▽

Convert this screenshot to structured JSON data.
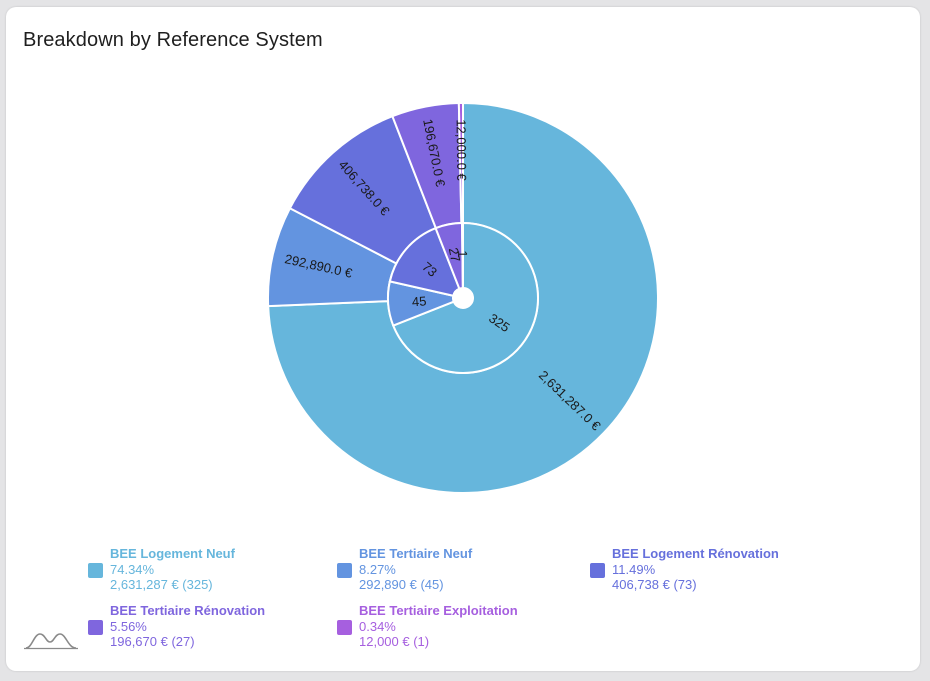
{
  "card": {
    "title": "Breakdown by Reference System"
  },
  "chart_data": {
    "type": "pie",
    "variant": "nested-donut",
    "title": "Breakdown by Reference System",
    "categories": [
      "BEE Logement Neuf",
      "BEE Tertiaire Neuf",
      "BEE Logement Rénovation",
      "BEE Tertiaire Rénovation",
      "BEE Tertiaire Exploitation"
    ],
    "series": [
      {
        "name": "",
        "ring": "outer",
        "values": [
          2631287,
          292890,
          406738,
          196670,
          12000
        ],
        "labels": [
          "2,631,287.0 €",
          "292,890.0 €",
          "406,738.0 €",
          "196,670.0 €",
          "12,000.0 €"
        ]
      },
      {
        "name": "",
        "ring": "inner",
        "values": [
          325,
          45,
          73,
          27,
          1
        ],
        "labels": [
          "325",
          "45",
          "73",
          "27",
          "1"
        ]
      }
    ],
    "colors": [
      "#66b6dc",
      "#6394e0",
      "#6670dc",
      "#7f66de",
      "#a65fdf"
    ],
    "legend_position": "bottom"
  },
  "legend": [
    {
      "name": "BEE Logement Neuf",
      "pct": "74.34%",
      "value": "2,631,287 € (325)",
      "color": "#66b6dc"
    },
    {
      "name": "BEE Tertiaire Neuf",
      "pct": "8.27%",
      "value": "292,890 € (45)",
      "color": "#6394e0"
    },
    {
      "name": "BEE Logement Rénovation",
      "pct": "11.49%",
      "value": "406,738 € (73)",
      "color": "#6670dc"
    },
    {
      "name": "BEE Tertiaire Rénovation",
      "pct": "5.56%",
      "value": "196,670 € (27)",
      "color": "#7f66de"
    },
    {
      "name": "BEE Tertiaire Exploitation",
      "pct": "0.34%",
      "value": "12,000 € (1)",
      "color": "#a65fdf"
    }
  ],
  "icons": {
    "footer": "chart-thumbnail-icon"
  }
}
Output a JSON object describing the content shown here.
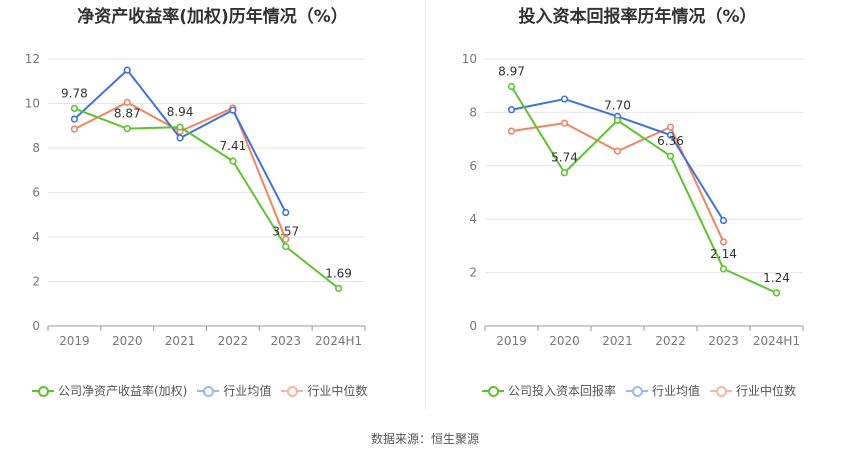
{
  "colors": {
    "company": "#5cc52c",
    "avg": "#3d73e0",
    "median": "#f4845f",
    "grid": "#e6e6e6",
    "axis": "#999999"
  },
  "source": "数据来源：恒生聚源",
  "chart_data": [
    {
      "type": "line",
      "title": "净资产收益率(加权)历年情况（%）",
      "categories": [
        "2019",
        "2020",
        "2021",
        "2022",
        "2023",
        "2024H1"
      ],
      "ylim": [
        0,
        12
      ],
      "yticks": [
        0,
        2,
        4,
        6,
        8,
        10,
        12
      ],
      "grid": true,
      "legend": "bottom",
      "series": [
        {
          "name": "公司净资产收益率(加权)",
          "key": "company",
          "values": [
            9.78,
            8.87,
            8.94,
            7.41,
            3.57,
            1.69
          ],
          "labels": [
            "9.78",
            "8.87",
            "8.94",
            "7.41",
            "3.57",
            "1.69"
          ]
        },
        {
          "name": "行业均值",
          "key": "avg",
          "values": [
            9.3,
            11.5,
            8.45,
            9.7,
            5.1,
            null
          ]
        },
        {
          "name": "行业中位数",
          "key": "median",
          "values": [
            8.85,
            10.05,
            8.75,
            9.8,
            3.9,
            null
          ]
        }
      ]
    },
    {
      "type": "line",
      "title": "投入资本回报率历年情况（%）",
      "categories": [
        "2019",
        "2020",
        "2021",
        "2022",
        "2023",
        "2024H1"
      ],
      "ylim": [
        0,
        10
      ],
      "yticks": [
        0,
        2,
        4,
        6,
        8,
        10
      ],
      "grid": true,
      "legend": "bottom",
      "series": [
        {
          "name": "公司投入资本回报率",
          "key": "company",
          "values": [
            8.97,
            5.74,
            7.7,
            6.36,
            2.14,
            1.24
          ],
          "labels": [
            "8.97",
            "5.74",
            "7.70",
            "6.36",
            "2.14",
            "1.24"
          ]
        },
        {
          "name": "行业均值",
          "key": "avg",
          "values": [
            8.1,
            8.5,
            7.85,
            7.15,
            3.95,
            null
          ]
        },
        {
          "name": "行业中位数",
          "key": "median",
          "values": [
            7.3,
            7.6,
            6.55,
            7.45,
            3.15,
            null
          ]
        }
      ]
    }
  ]
}
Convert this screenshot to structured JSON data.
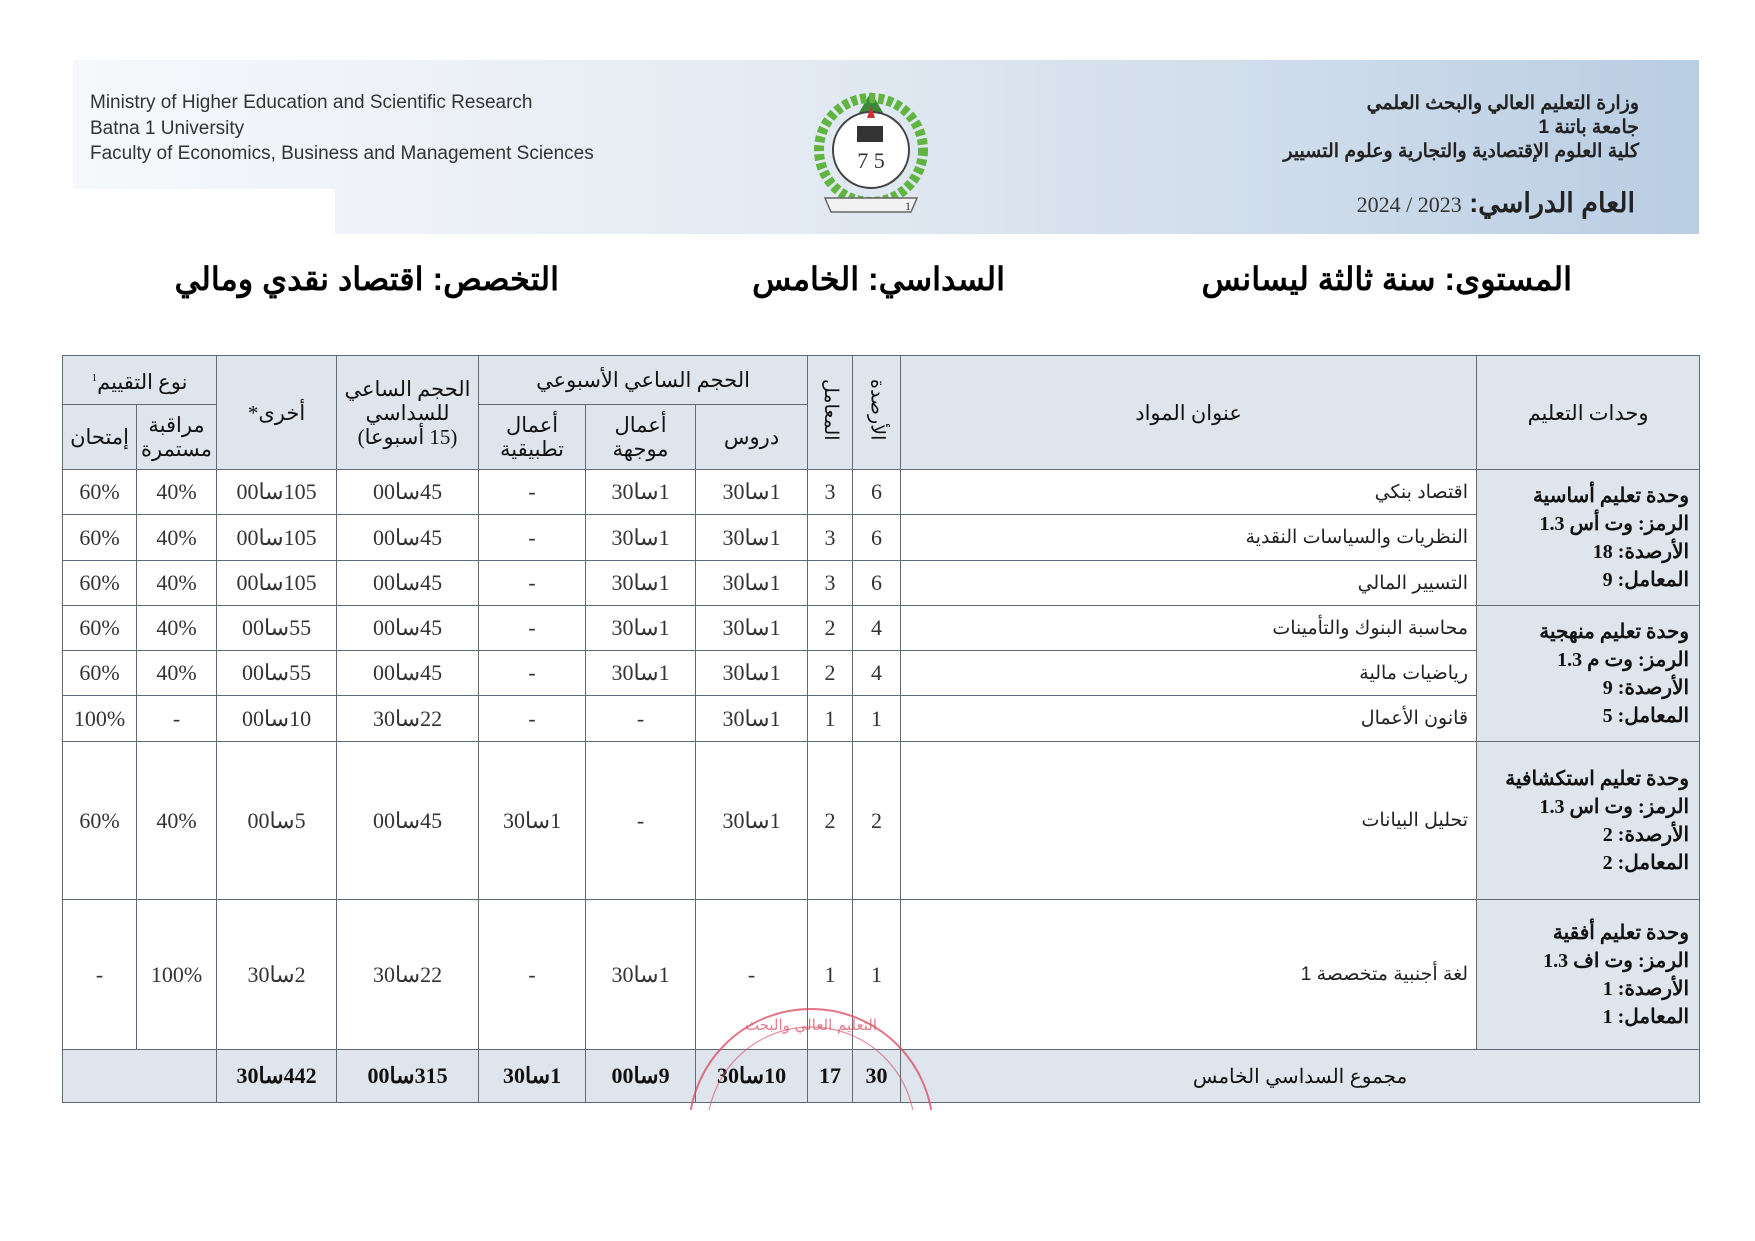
{
  "header": {
    "en_lines": [
      "Ministry of Higher Education and Scientific Research",
      "Batna 1 University",
      "Faculty of Economics, Business and Management Sciences"
    ],
    "ar_lines": [
      "وزارة التعليم العالي والبحث العلمي",
      "جامعة باتنة 1",
      "كلية العلوم الإقتصادية والتجارية وعلوم التسيير"
    ],
    "year_label": "العام الدراسي:",
    "year_value": "2024 / 2023",
    "logo": "university-crest"
  },
  "meta": {
    "level": "المستوى: سنة ثالثة ليسانس",
    "semester": "السداسي: الخامس",
    "specialty": "التخصص: اقتصاد نقدي ومالي"
  },
  "table": {
    "headers": {
      "units": "وحدات التعليم",
      "subject": "عنوان المواد",
      "credits": "الأرصدة",
      "coef": "المعامل",
      "weekly": "الحجم الساعي الأسبوعي",
      "lectures": "دروس",
      "td": "أعمال موجهة",
      "tp": "أعمال تطبيقية",
      "semester_volume_1": "الحجم الساعي",
      "semester_volume_2": "للسداسي",
      "semester_volume_3": "(15 أسبوعا)",
      "other": "أخرى*",
      "evaluation": "نوع التقييم",
      "evaluation_note": "1",
      "continuous": "مراقبة مستمرة",
      "exam": "إمتحان"
    },
    "units": [
      {
        "name": "وحدة تعليم أساسية",
        "code": "الرمز: وت أس 1.3",
        "credits": "الأرصدة: 18",
        "coef": "المعامل: 9"
      },
      {
        "name": "وحدة تعليم منهجية",
        "code": "الرمز: وت م 1.3",
        "credits": "الأرصدة: 9",
        "coef": "المعامل: 5"
      },
      {
        "name": "وحدة تعليم استكشافية",
        "code": "الرمز: وت اس 1.3",
        "credits": "الأرصدة: 2",
        "coef": "المعامل: 2"
      },
      {
        "name": "وحدة تعليم أفقية",
        "code": "الرمز: وت اف 1.3",
        "credits": "الأرصدة: 1",
        "coef": "المعامل: 1"
      }
    ],
    "rows": [
      {
        "subject": "اقتصاد بنكي",
        "credits": "6",
        "coef": "3",
        "lectures": "1سا30",
        "td": "1سا30",
        "tp": "-",
        "semester": "45سا00",
        "other": "105سا00",
        "continuous": "40%",
        "exam": "60%"
      },
      {
        "subject": "النظريات والسياسات النقدية",
        "credits": "6",
        "coef": "3",
        "lectures": "1سا30",
        "td": "1سا30",
        "tp": "-",
        "semester": "45سا00",
        "other": "105سا00",
        "continuous": "40%",
        "exam": "60%"
      },
      {
        "subject": "التسيير المالي",
        "credits": "6",
        "coef": "3",
        "lectures": "1سا30",
        "td": "1سا30",
        "tp": "-",
        "semester": "45سا00",
        "other": "105سا00",
        "continuous": "40%",
        "exam": "60%"
      },
      {
        "subject": "محاسبة البنوك والتأمينات",
        "credits": "4",
        "coef": "2",
        "lectures": "1سا30",
        "td": "1سا30",
        "tp": "-",
        "semester": "45سا00",
        "other": "55سا00",
        "continuous": "40%",
        "exam": "60%"
      },
      {
        "subject": "رياضيات مالية",
        "credits": "4",
        "coef": "2",
        "lectures": "1سا30",
        "td": "1سا30",
        "tp": "-",
        "semester": "45سا00",
        "other": "55سا00",
        "continuous": "40%",
        "exam": "60%"
      },
      {
        "subject": "قانون الأعمال",
        "credits": "1",
        "coef": "1",
        "lectures": "1سا30",
        "td": "-",
        "tp": "-",
        "semester": "22سا30",
        "other": "10سا00",
        "continuous": "-",
        "exam": "100%"
      },
      {
        "subject": "تحليل البيانات",
        "credits": "2",
        "coef": "2",
        "lectures": "1سا30",
        "td": "-",
        "tp": "1سا30",
        "semester": "45سا00",
        "other": "5سا00",
        "continuous": "40%",
        "exam": "60%"
      },
      {
        "subject": "لغة أجنبية متخصصة 1",
        "credits": "1",
        "coef": "1",
        "lectures": "-",
        "td": "1سا30",
        "tp": "-",
        "semester": "22سا30",
        "other": "2سا30",
        "continuous": "100%",
        "exam": "-"
      }
    ],
    "total": {
      "label": "مجموع السداسي الخامس",
      "credits": "30",
      "coef": "17",
      "lectures": "10سا30",
      "td": "9سا00",
      "tp": "1سا30",
      "semester": "315سا00",
      "other": "442سا30"
    }
  },
  "stamp": {
    "text": "التعليم العالي والبحث",
    "color": "#d9485f"
  },
  "colors": {
    "header_bg": "#dfe5ec",
    "banner_right": "#b9cde3",
    "border": "#5f6b78"
  }
}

△

__What you will do__. Pull every line containing "المعامل" from the data.

__The output__.
      "coef": "المعامل",
        "coef": "المعامل: 9"
        "coef": "المعامل: 5"
        "coef": "المعامل: 2"
        "coef": "المعامل: 1"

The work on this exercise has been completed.